··· Data provided ···
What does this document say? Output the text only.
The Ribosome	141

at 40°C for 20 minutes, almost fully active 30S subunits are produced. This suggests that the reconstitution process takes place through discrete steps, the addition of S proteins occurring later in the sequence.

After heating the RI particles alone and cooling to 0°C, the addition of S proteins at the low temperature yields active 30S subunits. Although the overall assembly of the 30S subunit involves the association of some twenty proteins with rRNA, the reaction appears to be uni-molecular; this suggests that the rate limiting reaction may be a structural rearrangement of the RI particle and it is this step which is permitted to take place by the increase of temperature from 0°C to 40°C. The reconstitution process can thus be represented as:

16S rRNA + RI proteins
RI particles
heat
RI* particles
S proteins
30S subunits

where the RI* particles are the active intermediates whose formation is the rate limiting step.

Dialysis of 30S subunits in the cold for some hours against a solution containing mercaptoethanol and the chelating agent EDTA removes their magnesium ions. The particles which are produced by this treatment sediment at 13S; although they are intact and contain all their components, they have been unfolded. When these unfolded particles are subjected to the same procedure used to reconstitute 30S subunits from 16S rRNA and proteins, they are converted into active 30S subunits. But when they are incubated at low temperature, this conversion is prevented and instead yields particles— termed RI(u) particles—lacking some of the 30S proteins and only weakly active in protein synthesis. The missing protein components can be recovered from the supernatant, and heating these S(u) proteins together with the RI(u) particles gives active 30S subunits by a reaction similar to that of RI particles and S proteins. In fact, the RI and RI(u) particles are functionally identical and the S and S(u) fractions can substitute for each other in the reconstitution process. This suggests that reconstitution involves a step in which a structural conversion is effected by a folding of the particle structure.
···
## Problem to solve
Using the material above, state how many lines include the string "from". Answer with a single number.

## Exercise output
2